(Stored dataset items)

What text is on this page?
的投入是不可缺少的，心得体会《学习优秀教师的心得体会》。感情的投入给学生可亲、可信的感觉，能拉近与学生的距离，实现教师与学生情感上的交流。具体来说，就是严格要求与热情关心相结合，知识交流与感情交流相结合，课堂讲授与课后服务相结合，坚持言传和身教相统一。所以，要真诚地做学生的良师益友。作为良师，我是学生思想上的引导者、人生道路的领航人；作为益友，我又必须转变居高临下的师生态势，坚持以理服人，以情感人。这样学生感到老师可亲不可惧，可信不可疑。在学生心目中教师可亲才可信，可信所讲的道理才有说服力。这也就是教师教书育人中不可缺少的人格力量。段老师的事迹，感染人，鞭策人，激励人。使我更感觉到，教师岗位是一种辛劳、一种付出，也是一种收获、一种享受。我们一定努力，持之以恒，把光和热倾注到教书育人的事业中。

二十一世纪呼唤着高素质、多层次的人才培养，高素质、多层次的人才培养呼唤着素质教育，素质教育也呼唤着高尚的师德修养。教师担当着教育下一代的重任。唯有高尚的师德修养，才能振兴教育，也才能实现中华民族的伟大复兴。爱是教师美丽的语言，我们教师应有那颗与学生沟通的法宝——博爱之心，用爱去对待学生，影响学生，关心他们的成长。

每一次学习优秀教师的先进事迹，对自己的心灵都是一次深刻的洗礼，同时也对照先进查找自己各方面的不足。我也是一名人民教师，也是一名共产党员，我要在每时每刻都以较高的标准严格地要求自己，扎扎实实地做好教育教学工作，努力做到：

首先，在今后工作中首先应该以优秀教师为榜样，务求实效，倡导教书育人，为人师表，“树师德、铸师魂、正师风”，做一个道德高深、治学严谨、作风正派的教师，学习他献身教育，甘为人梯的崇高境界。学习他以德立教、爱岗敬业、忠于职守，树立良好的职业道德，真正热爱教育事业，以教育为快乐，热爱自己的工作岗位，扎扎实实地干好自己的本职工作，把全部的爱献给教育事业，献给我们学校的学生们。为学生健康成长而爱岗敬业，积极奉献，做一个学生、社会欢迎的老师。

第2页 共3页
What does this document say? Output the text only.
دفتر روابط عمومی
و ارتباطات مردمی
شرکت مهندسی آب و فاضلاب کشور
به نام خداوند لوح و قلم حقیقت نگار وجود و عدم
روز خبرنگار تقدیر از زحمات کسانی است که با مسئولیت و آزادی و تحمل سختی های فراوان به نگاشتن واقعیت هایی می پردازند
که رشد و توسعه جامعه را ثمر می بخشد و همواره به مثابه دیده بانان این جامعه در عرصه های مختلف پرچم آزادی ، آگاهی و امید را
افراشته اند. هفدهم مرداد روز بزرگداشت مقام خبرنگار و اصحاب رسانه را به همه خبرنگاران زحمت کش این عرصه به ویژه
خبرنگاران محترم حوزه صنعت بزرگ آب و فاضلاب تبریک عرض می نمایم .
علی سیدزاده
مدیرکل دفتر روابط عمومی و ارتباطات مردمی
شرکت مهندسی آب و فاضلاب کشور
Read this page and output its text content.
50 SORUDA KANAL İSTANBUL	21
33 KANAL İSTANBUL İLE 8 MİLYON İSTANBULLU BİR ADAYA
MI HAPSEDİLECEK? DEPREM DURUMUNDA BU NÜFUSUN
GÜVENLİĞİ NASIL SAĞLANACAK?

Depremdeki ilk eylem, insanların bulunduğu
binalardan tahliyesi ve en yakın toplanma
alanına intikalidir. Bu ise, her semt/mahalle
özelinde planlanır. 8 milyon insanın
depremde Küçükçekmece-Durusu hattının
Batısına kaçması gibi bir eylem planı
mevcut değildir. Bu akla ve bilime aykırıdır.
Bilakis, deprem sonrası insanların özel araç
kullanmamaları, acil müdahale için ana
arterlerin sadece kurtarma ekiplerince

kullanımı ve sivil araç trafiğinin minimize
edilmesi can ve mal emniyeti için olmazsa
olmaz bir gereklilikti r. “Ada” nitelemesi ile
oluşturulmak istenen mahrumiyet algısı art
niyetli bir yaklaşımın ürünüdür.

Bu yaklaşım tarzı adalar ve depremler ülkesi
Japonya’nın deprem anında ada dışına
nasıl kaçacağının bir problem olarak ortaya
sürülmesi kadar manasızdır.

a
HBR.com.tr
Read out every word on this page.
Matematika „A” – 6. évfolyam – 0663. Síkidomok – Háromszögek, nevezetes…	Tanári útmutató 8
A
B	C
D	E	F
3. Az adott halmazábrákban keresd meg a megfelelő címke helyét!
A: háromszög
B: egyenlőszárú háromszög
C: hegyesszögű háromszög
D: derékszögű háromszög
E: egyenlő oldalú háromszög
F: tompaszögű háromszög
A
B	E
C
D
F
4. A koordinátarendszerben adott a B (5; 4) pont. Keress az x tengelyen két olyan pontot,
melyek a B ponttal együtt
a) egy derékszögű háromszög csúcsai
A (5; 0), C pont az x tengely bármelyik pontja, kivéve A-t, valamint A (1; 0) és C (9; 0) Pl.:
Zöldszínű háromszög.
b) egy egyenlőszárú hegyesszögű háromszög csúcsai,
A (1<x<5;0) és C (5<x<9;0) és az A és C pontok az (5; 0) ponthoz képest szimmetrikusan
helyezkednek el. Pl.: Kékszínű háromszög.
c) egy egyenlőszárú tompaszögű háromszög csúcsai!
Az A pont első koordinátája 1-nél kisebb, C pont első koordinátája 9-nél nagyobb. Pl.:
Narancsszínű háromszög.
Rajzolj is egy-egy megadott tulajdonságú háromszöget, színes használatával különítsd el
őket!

◆ WRITTEN INSTRUCTION
Scan the records for the string "text". Copy each line in which it appears.

◆ FULL OUTPUT
What text is on this page?
What does this document say? Output the text only.
Read this page and output its text content.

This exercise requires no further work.